WRITTEN INSTRUCTION:
Write out the records word for word, with no pictures.

%%

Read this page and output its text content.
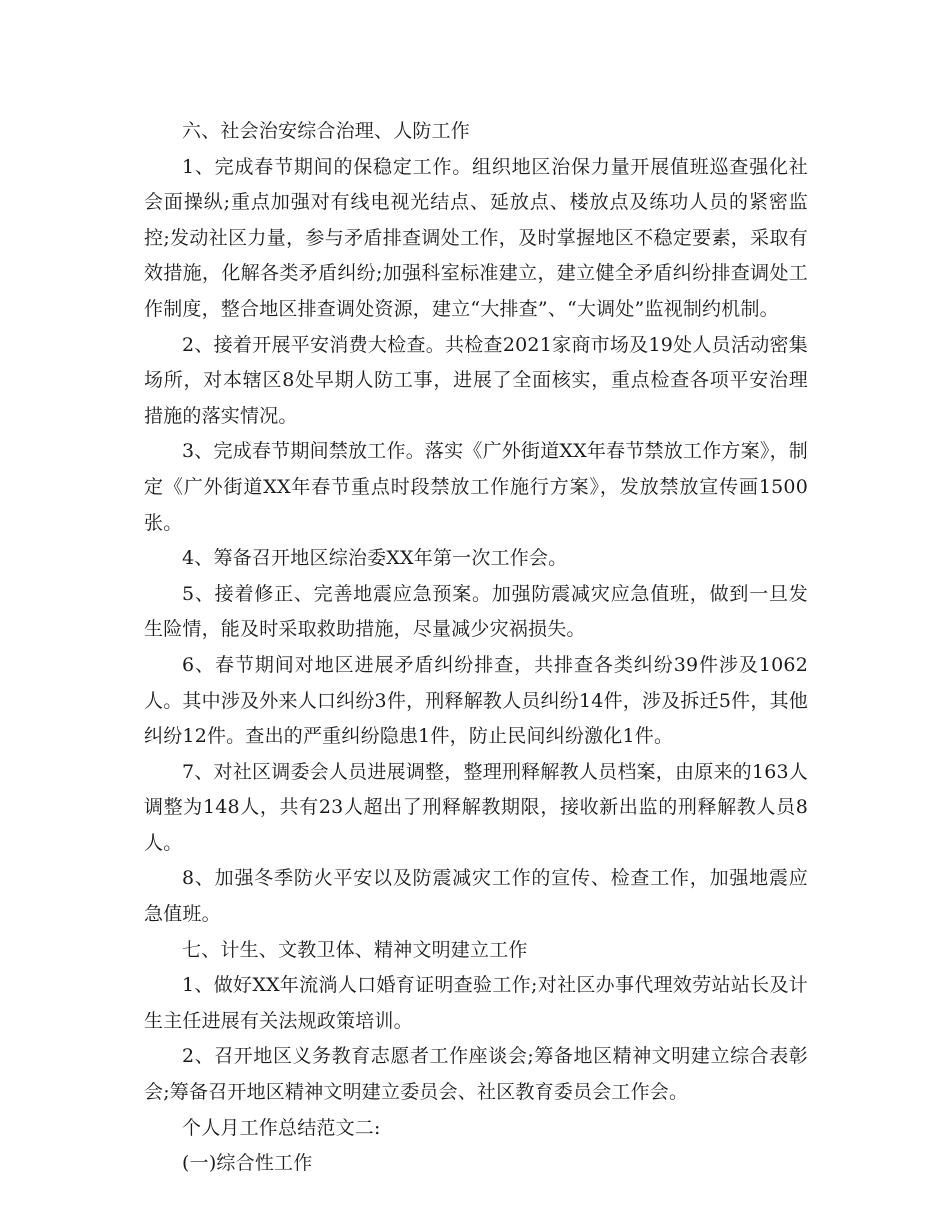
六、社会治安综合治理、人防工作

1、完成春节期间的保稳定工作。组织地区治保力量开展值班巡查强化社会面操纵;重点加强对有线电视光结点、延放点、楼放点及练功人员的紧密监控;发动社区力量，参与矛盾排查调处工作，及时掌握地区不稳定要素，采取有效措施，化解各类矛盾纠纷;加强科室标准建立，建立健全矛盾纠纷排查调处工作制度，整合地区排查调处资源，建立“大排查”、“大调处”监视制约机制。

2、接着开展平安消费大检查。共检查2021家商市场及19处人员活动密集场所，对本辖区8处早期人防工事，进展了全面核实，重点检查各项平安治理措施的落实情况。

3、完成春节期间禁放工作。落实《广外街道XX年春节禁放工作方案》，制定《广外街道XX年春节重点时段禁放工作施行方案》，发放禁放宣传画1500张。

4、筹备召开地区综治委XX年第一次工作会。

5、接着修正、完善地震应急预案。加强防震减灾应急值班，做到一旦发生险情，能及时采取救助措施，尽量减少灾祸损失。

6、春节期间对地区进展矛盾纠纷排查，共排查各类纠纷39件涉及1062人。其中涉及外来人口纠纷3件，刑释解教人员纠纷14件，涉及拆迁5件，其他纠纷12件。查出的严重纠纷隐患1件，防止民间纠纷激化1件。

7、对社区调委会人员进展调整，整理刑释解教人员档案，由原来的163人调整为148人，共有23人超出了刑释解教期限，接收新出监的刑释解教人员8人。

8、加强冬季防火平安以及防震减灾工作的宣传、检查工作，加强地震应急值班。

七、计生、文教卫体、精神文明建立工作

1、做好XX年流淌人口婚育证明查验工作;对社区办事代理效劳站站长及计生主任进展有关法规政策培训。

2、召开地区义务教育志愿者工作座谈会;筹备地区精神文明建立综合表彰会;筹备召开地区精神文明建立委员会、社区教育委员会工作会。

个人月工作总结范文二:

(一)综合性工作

%%

CORRECT OUTPUT:
Read this page and output its text content.
六、社会治安综合治理、人防工作

1、完成春节期间的保稳定工作。组织地区治保力量开展值班巡查强化社会面操纵;重点加强对有线电视光结点、延放点、楼放点及练功人员的紧密监控;发动社区力量，参与矛盾排查调处工作，及时掌握地区不稳定要素，采取有效措施，化解各类矛盾纠纷;加强科室标准建立，建立健全矛盾纠纷排查调处工作制度，整合地区排查调处资源，建立“大排查”、“大调处”监视制约机制。

2、接着开展平安消费大检查。共检查2021家商市场及19处人员活动密集场所，对本辖区8处早期人防工事，进展了全面核实，重点检查各项平安治理措施的落实情况。

3、完成春节期间禁放工作。落实《广外街道XX年春节禁放工作方案》，制定《广外街道XX年春节重点时段禁放工作施行方案》，发放禁放宣传画1500张。

4、筹备召开地区综治委XX年第一次工作会。

5、接着修正、完善地震应急预案。加强防震减灾应急值班，做到一旦发生险情，能及时采取救助措施，尽量减少灾祸损失。

6、春节期间对地区进展矛盾纠纷排查，共排查各类纠纷39件涉及1062人。其中涉及外来人口纠纷3件，刑释解教人员纠纷14件，涉及拆迁5件，其他纠纷12件。查出的严重纠纷隐患1件，防止民间纠纷激化1件。

7、对社区调委会人员进展调整，整理刑释解教人员档案，由原来的163人调整为148人，共有23人超出了刑释解教期限，接收新出监的刑释解教人员8人。

8、加强冬季防火平安以及防震减灾工作的宣传、检查工作，加强地震应急值班。

七、计生、文教卫体、精神文明建立工作

1、做好XX年流淌人口婚育证明查验工作;对社区办事代理效劳站站长及计生主任进展有关法规政策培训。

2、召开地区义务教育志愿者工作座谈会;筹备地区精神文明建立综合表彰会;筹备召开地区精神文明建立委员会、社区教育委员会工作会。

个人月工作总结范文二:

(一)综合性工作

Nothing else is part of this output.